--- RECORDED INFORMATION ---

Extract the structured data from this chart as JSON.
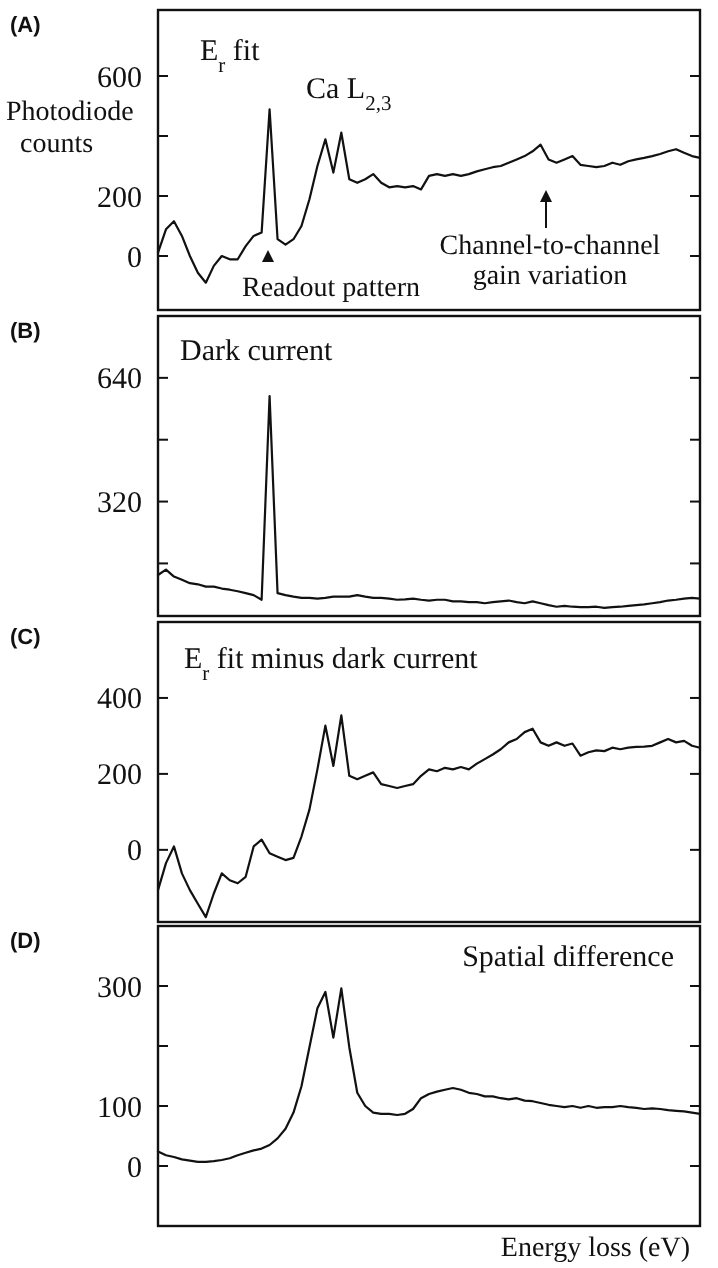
{
  "chart_data": [
    {
      "type": "line",
      "title": "(A)",
      "subtitle": "E$_{r}$ fit",
      "ylabel": "Photodiode counts",
      "annotations": [
        "Ca L$_{2,3}$",
        "Readout pattern",
        "Channel-to-channel gain variation"
      ],
      "categories": [
        null,
        null,
        null,
        null,
        null,
        null,
        null,
        null,
        null,
        null,
        null,
        null,
        null,
        null,
        null,
        null,
        null,
        null,
        null,
        null,
        null,
        null,
        null,
        null,
        null,
        null,
        null,
        null,
        null,
        null,
        null,
        null,
        null,
        null,
        null,
        null,
        null,
        null,
        null,
        null,
        null,
        null,
        null,
        null,
        null,
        null,
        null,
        null,
        null,
        null,
        null,
        null,
        null,
        null,
        null,
        null,
        null,
        null,
        null,
        null,
        null,
        null,
        null,
        null,
        null,
        null,
        null,
        null,
        null
      ],
      "ylim": [
        -180,
        820
      ],
      "yticks": [
        0,
        200,
        {
          "value": 400,
          "label": null
        },
        600
      ],
      "tick_labels": "y",
      "series": [
        {
          "color": "#111111",
          "values": [
            11,
            89,
            116,
            67,
            0,
            -56,
            -89,
            -33,
            0,
            -11,
            -11,
            33,
            67,
            78,
            489,
            56,
            38,
            56,
            100,
            189,
            300,
            389,
            278,
            411,
            256,
            244,
            256,
            273,
            244,
            229,
            233,
            229,
            233,
            222,
            267,
            273,
            267,
            273,
            267,
            273,
            282,
            289,
            296,
            300,
            311,
            322,
            333,
            349,
            371,
            322,
            311,
            322,
            333,
            304,
            300,
            296,
            300,
            311,
            304,
            316,
            322,
            327,
            333,
            340,
            349,
            356,
            344,
            333,
            327
          ]
        }
      ]
    },
    {
      "type": "line",
      "title": "(B)",
      "subtitle": "Dark current",
      "categories": [
        null,
        null,
        null,
        null,
        null,
        null,
        null,
        null,
        null,
        null,
        null,
        null,
        null,
        null,
        null,
        null,
        null,
        null,
        null,
        null,
        null,
        null,
        null,
        null,
        null,
        null,
        null,
        null,
        null,
        null,
        null,
        null,
        null,
        null,
        null,
        null,
        null,
        null,
        null,
        null,
        null,
        null,
        null,
        null,
        null,
        null,
        null,
        null,
        null,
        null,
        null,
        null,
        null,
        null,
        null,
        null,
        null,
        null,
        null,
        null,
        null,
        null,
        null,
        null,
        null,
        null,
        null,
        null,
        null
      ],
      "ylim": [
        24,
        800
      ],
      "yticks": [
        {
          "value": 160,
          "label": null
        },
        320,
        {
          "value": 480,
          "label": null
        },
        640
      ],
      "tick_labels": "y",
      "series": [
        {
          "color": "#111111",
          "values": [
            130,
            144,
            126,
            118,
            109,
            106,
            100,
            100,
            95,
            92,
            88,
            83,
            78,
            66,
            593,
            83,
            78,
            74,
            71,
            71,
            69,
            71,
            74,
            74,
            74,
            78,
            74,
            71,
            71,
            69,
            66,
            67,
            69,
            66,
            64,
            66,
            66,
            62,
            62,
            60,
            60,
            57,
            60,
            62,
            64,
            60,
            57,
            62,
            57,
            52,
            48,
            50,
            48,
            47,
            47,
            48,
            45,
            47,
            48,
            50,
            52,
            54,
            57,
            60,
            64,
            66,
            69,
            71,
            69
          ]
        }
      ]
    },
    {
      "type": "line",
      "title": "(C)",
      "subtitle": "E$_{r}$ fit minus dark current",
      "categories": [
        null,
        null,
        null,
        null,
        null,
        null,
        null,
        null,
        null,
        null,
        null,
        null,
        null,
        null,
        null,
        null,
        null,
        null,
        null,
        null,
        null,
        null,
        null,
        null,
        null,
        null,
        null,
        null,
        null,
        null,
        null,
        null,
        null,
        null,
        null,
        null,
        null,
        null,
        null,
        null,
        null,
        null,
        null,
        null,
        null,
        null,
        null,
        null,
        null,
        null,
        null,
        null,
        null,
        null,
        null,
        null,
        null,
        null,
        null,
        null,
        null,
        null,
        null,
        null,
        null,
        null,
        null,
        null,
        null
      ],
      "ylim": [
        -190,
        600
      ],
      "yticks": [
        0,
        200,
        400
      ],
      "tick_labels": "y",
      "series": [
        {
          "color": "#111111",
          "values": [
            -106,
            -35,
            9,
            -62,
            -106,
            -142,
            -177,
            -115,
            -62,
            -80,
            -88,
            -71,
            9,
            27,
            -9,
            -18,
            -27,
            -21,
            35,
            106,
            212,
            327,
            221,
            354,
            195,
            186,
            195,
            204,
            173,
            168,
            163,
            168,
            173,
            195,
            212,
            207,
            216,
            212,
            218,
            212,
            227,
            239,
            251,
            265,
            283,
            292,
            310,
            319,
            283,
            274,
            283,
            274,
            280,
            248,
            257,
            262,
            260,
            269,
            265,
            269,
            271,
            272,
            274,
            283,
            292,
            283,
            287,
            274,
            269
          ]
        }
      ]
    },
    {
      "type": "line",
      "title": "(D)",
      "subtitle": "Spatial difference",
      "xlabel": "Energy loss (eV)",
      "categories": [
        null,
        null,
        null,
        null,
        null,
        null,
        null,
        null,
        null,
        null,
        null,
        null,
        null,
        null,
        null,
        null,
        null,
        null,
        null,
        null,
        null,
        null,
        null,
        null,
        null,
        null,
        null,
        null,
        null,
        null,
        null,
        null,
        null,
        null,
        null,
        null,
        null,
        null,
        null,
        null,
        null,
        null,
        null,
        null,
        null,
        null,
        null,
        null,
        null,
        null,
        null,
        null,
        null,
        null,
        null,
        null,
        null,
        null,
        null,
        null,
        null,
        null,
        null,
        null,
        null,
        null,
        null,
        null,
        null
      ],
      "ylim": [
        -100,
        400
      ],
      "yticks": [
        0,
        100,
        {
          "value": 200,
          "label": null
        },
        300
      ],
      "tick_labels": "y",
      "series": [
        {
          "color": "#111111",
          "values": [
            24,
            18,
            15,
            11,
            9,
            7,
            7,
            8,
            10,
            13,
            18,
            22,
            26,
            29,
            35,
            46,
            62,
            89,
            133,
            198,
            263,
            290,
            214,
            296,
            198,
            122,
            100,
            89,
            87,
            87,
            85,
            87,
            95,
            113,
            120,
            124,
            127,
            130,
            127,
            122,
            120,
            116,
            116,
            113,
            111,
            113,
            109,
            108,
            105,
            102,
            100,
            98,
            100,
            97,
            100,
            97,
            98,
            98,
            100,
            98,
            97,
            95,
            96,
            95,
            93,
            92,
            91,
            89,
            87
          ]
        }
      ]
    }
  ]
}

---

Look over the records above and copy each line that includes the string "subtitle".

• **COMPLETED EXERCISE**:
      "subtitle": "E$_{r}$ fit",
      "subtitle": "Dark current",
      "subtitle": "E$_{r}$ fit minus dark current",
      "subtitle": "Spatial difference",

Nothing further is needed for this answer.